[Lines of data]
- - -

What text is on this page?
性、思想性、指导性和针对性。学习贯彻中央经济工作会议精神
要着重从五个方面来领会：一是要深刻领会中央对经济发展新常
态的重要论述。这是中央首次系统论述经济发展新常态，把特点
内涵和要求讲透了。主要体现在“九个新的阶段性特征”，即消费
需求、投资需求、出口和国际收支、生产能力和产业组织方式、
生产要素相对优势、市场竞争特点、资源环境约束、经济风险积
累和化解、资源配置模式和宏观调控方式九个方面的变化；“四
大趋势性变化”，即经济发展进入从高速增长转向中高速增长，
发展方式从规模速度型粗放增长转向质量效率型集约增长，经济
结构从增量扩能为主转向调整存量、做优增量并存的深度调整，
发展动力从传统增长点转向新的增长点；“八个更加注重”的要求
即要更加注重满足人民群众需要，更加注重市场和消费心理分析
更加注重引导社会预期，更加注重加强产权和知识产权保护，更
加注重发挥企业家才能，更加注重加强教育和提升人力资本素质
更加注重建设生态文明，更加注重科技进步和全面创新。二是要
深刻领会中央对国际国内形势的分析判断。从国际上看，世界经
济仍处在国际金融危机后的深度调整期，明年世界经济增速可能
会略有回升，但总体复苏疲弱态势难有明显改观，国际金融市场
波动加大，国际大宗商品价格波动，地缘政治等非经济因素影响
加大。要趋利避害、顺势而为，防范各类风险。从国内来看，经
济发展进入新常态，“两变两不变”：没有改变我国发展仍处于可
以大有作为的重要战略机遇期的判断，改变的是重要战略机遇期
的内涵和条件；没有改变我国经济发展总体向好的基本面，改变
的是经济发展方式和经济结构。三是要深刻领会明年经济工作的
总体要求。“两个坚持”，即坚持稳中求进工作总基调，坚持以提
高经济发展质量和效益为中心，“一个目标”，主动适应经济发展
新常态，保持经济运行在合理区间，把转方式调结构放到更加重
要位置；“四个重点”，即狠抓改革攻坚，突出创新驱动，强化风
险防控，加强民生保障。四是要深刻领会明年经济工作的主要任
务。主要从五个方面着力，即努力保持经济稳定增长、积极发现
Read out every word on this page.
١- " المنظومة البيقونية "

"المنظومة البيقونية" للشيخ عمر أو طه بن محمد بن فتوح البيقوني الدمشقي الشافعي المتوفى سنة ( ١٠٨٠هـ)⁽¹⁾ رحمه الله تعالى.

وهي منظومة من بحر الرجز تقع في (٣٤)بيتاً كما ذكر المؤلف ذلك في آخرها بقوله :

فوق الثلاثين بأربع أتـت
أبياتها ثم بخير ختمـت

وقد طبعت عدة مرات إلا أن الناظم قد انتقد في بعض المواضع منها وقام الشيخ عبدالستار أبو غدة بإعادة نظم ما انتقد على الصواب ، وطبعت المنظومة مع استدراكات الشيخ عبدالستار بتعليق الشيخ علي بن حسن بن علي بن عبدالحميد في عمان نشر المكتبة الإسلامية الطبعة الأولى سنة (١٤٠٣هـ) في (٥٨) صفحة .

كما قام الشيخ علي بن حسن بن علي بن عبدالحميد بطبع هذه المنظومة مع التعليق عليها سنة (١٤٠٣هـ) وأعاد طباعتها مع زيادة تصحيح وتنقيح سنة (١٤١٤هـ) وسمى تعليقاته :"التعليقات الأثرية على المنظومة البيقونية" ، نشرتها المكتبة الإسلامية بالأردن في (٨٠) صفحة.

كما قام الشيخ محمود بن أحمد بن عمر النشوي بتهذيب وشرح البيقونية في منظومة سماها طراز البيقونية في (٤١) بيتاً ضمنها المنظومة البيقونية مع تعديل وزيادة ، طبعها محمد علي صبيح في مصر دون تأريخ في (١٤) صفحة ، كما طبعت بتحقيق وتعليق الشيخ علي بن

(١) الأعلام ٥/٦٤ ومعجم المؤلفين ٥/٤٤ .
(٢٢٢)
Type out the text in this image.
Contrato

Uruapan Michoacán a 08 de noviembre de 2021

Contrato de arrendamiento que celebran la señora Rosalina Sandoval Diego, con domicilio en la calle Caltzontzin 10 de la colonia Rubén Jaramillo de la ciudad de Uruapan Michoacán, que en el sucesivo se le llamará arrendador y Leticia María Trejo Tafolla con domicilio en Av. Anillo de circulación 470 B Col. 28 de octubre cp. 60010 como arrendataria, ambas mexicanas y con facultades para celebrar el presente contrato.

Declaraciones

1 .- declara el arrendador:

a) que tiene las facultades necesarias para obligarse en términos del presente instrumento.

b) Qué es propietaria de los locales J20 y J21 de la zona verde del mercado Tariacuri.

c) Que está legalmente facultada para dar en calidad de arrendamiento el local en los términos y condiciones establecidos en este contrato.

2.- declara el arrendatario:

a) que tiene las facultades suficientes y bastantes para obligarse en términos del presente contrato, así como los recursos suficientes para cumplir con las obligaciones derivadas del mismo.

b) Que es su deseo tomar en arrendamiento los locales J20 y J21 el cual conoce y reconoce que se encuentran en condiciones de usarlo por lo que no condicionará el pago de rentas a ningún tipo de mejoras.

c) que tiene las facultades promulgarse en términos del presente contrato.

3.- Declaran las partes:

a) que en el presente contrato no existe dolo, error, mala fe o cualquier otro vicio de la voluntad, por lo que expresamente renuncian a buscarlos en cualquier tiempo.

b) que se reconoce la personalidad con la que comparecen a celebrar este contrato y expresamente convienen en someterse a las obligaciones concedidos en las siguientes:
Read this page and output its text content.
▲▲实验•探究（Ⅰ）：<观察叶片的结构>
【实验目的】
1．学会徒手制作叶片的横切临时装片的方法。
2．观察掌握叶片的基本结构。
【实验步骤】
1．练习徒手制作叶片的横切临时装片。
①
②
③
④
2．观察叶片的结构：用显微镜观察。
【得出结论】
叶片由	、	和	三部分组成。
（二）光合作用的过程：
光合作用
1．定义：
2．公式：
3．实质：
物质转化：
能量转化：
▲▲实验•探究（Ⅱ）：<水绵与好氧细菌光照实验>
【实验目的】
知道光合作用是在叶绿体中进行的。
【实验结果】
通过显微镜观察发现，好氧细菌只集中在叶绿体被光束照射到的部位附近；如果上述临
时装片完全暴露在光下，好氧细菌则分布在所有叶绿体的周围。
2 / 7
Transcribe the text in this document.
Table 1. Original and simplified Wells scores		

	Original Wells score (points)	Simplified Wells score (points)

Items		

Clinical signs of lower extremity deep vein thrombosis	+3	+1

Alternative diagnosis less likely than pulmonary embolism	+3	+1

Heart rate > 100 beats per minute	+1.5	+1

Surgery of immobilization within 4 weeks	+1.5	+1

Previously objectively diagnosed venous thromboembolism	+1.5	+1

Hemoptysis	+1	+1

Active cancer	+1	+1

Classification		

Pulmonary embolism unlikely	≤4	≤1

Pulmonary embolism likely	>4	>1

- - -

#### [Task objective]
Look through the lines above and collect those with the word "locales".

#### [Solution to this task]
b) Qué es propietaria de los locales J20 y J21 de la zona verde del mercado Tariacuri.
b) Que es su deseo tomar en arrendamiento los locales J20 y J21 el cual conoce y reconoce que se encuentran en condiciones de usarlo por lo que no condicionará el pago de rentas a ningún tipo de mejoras.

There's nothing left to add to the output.